---------- Record list ----------

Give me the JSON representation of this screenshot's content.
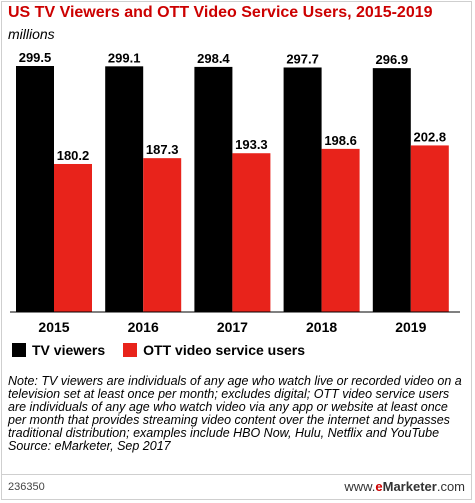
{
  "chart_data": {
    "type": "bar",
    "title": "US TV Viewers and OTT Video Service Users, 2015-2019",
    "subtitle": "millions",
    "xlabel": "",
    "ylabel": "",
    "categories": [
      "2015",
      "2016",
      "2017",
      "2018",
      "2019"
    ],
    "series": [
      {
        "name": "TV viewers",
        "values": [
          299.5,
          299.1,
          298.4,
          297.7,
          296.9
        ],
        "color": "#000000"
      },
      {
        "name": "OTT video service users",
        "values": [
          180.2,
          187.3,
          193.3,
          198.6,
          202.8
        ],
        "color": "#e8231b"
      }
    ],
    "value_labels": {
      "tv": [
        "299.5",
        "299.1",
        "298.4",
        "297.7",
        "296.9"
      ],
      "ott": [
        "180.2",
        "187.3",
        "193.3",
        "198.6",
        "202.8"
      ]
    },
    "ylim": [
      0,
      299.5
    ],
    "grid": false,
    "legend_position": "bottom-left"
  },
  "note": "Note: TV viewers are individuals of any age who watch live or recorded video on a television set at least once per month; excludes digital; OTT video service users are individuals of any age who watch video via any app or website at least once per month that provides streaming video content over the internet and bypasses traditional distribution; examples include HBO Now, Hulu, Netflix and YouTube",
  "source": "Source: eMarketer, Sep 2017",
  "footer": {
    "chart_id": "236350",
    "brand_prefix": "www.",
    "brand_e": "e",
    "brand_main": "Marketer",
    "brand_suffix": ".com"
  }
}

----------

Go through the entries above and output them exactly, without pictures.

Give me the JSON representation of this screenshot's content.
{
  "chart_data": {
    "type": "bar",
    "title": "US TV Viewers and OTT Video Service Users, 2015-2019",
    "subtitle": "millions",
    "xlabel": "",
    "ylabel": "",
    "categories": [
      "2015",
      "2016",
      "2017",
      "2018",
      "2019"
    ],
    "series": [
      {
        "name": "TV viewers",
        "values": [
          299.5,
          299.1,
          298.4,
          297.7,
          296.9
        ],
        "color": "#000000"
      },
      {
        "name": "OTT video service users",
        "values": [
          180.2,
          187.3,
          193.3,
          198.6,
          202.8
        ],
        "color": "#e8231b"
      }
    ],
    "value_labels": {
      "tv": [
        "299.5",
        "299.1",
        "298.4",
        "297.7",
        "296.9"
      ],
      "ott": [
        "180.2",
        "187.3",
        "193.3",
        "198.6",
        "202.8"
      ]
    },
    "ylim": [
      0,
      299.5
    ],
    "grid": false,
    "legend_position": "bottom-left"
  },
  "note": "Note: TV viewers are individuals of any age who watch live or recorded video on a television set at least once per month; excludes digital; OTT video service users are individuals of any age who watch video via any app or website at least once per month that provides streaming video content over the internet and bypasses traditional distribution; examples include HBO Now, Hulu, Netflix and YouTube",
  "source": "Source: eMarketer, Sep 2017",
  "footer": {
    "chart_id": "236350",
    "brand_prefix": "www.",
    "brand_e": "e",
    "brand_main": "Marketer",
    "brand_suffix": ".com"
  }
}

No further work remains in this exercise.